Your instructions
Using the entries that follow, collect the lines where the word "through" appears.

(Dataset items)
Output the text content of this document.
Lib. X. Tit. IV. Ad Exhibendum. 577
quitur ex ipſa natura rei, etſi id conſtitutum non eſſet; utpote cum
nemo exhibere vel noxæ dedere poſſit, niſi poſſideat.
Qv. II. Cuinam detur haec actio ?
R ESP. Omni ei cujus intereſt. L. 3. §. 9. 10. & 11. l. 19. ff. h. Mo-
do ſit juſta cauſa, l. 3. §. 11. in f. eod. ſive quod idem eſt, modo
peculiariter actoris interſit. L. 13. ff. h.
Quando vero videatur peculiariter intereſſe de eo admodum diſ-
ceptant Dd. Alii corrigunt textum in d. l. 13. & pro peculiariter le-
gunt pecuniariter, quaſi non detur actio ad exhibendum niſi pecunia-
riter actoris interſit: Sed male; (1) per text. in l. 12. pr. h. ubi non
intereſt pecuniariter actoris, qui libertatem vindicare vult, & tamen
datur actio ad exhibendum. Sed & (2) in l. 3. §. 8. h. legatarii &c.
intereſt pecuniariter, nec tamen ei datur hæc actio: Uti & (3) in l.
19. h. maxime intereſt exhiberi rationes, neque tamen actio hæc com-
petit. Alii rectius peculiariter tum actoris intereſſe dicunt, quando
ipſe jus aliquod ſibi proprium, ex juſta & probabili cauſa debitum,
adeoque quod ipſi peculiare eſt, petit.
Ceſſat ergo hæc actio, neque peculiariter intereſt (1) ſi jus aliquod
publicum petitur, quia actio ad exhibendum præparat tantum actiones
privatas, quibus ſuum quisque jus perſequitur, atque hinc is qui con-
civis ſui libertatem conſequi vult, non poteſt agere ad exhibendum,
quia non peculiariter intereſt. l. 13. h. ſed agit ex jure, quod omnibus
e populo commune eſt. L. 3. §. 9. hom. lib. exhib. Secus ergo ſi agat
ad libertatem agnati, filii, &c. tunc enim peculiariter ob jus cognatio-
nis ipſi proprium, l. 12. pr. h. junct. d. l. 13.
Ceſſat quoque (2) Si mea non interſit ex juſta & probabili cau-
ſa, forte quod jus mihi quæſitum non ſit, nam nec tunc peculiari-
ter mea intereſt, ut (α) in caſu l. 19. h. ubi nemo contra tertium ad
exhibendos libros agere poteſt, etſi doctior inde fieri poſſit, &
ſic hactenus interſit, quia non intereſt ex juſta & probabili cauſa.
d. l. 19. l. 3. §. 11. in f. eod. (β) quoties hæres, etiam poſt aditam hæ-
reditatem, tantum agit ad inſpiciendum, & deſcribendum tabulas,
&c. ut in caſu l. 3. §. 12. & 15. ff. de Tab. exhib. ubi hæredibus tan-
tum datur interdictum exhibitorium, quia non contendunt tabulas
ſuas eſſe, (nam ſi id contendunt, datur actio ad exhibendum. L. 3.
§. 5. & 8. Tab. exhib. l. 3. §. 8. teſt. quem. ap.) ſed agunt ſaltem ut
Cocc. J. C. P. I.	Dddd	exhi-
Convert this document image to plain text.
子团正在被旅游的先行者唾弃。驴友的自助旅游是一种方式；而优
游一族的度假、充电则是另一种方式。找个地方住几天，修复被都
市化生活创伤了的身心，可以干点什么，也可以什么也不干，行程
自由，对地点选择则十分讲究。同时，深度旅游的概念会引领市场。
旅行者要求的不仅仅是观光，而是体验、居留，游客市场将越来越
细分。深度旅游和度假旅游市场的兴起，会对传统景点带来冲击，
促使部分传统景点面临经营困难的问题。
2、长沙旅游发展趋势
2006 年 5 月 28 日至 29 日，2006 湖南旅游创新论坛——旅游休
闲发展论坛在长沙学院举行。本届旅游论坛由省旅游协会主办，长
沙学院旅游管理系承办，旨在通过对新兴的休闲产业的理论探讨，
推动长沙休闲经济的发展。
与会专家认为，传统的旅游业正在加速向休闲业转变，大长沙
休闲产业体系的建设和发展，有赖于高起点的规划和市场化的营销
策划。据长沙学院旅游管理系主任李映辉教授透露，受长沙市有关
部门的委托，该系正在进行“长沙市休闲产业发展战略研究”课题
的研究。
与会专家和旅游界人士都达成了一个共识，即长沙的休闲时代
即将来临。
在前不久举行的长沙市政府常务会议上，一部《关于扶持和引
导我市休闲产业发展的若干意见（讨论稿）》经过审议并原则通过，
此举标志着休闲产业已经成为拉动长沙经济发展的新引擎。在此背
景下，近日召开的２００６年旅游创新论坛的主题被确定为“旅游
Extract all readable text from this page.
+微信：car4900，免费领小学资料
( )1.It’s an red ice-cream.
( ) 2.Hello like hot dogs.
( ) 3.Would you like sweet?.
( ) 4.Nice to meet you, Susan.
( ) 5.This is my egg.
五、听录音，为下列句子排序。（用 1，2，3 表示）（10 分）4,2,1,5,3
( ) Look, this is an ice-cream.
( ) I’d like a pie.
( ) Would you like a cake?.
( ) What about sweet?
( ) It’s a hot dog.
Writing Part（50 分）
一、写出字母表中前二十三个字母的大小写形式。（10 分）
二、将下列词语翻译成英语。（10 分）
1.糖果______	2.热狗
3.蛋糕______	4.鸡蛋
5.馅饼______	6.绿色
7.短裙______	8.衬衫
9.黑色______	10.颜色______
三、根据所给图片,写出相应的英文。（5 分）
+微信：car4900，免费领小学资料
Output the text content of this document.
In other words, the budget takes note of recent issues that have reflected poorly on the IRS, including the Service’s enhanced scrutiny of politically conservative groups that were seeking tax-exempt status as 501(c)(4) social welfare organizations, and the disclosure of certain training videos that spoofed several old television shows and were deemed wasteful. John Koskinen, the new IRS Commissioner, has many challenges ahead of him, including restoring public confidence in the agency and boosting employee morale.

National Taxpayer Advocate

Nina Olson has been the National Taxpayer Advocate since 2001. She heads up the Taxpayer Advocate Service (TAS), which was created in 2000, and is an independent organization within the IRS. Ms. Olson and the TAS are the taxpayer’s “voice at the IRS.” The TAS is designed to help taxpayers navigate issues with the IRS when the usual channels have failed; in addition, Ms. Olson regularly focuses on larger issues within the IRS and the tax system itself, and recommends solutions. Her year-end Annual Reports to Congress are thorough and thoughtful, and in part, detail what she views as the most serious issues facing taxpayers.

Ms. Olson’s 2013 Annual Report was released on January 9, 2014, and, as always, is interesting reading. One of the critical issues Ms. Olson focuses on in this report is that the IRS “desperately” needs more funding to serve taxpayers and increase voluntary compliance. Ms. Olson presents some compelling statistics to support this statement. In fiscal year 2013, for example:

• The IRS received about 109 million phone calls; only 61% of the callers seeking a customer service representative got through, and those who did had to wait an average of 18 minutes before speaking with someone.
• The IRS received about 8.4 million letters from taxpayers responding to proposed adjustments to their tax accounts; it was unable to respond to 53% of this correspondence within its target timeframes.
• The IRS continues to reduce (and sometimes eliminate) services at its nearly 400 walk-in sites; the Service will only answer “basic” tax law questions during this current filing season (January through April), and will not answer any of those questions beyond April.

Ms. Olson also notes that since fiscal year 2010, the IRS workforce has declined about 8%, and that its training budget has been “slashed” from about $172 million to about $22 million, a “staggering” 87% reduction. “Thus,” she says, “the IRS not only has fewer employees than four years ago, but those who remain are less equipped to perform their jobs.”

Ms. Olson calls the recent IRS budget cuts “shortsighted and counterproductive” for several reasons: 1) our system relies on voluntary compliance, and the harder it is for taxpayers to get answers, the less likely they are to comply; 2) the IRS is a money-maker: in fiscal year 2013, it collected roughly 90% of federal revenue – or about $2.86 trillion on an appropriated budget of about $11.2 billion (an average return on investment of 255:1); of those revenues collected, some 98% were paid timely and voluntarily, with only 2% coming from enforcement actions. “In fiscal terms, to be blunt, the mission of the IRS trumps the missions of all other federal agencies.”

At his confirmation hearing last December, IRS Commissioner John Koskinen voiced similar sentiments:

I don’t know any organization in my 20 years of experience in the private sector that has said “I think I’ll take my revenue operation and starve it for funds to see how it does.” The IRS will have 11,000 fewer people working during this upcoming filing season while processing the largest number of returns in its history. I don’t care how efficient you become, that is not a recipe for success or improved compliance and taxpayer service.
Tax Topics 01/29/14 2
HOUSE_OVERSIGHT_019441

Result of the exercise
• The IRS received about 109 million phone calls; only 61% of the callers seeking a customer service representative got through, and those who did had to wait an average of 18 minutes before speaking with someone.
• The IRS continues to reduce (and sometimes eliminate) services at its nearly 400 walk-in sites; the Service will only answer “basic” tax law questions during this current filing season (January through April), and will not answer any of those questions beyond April.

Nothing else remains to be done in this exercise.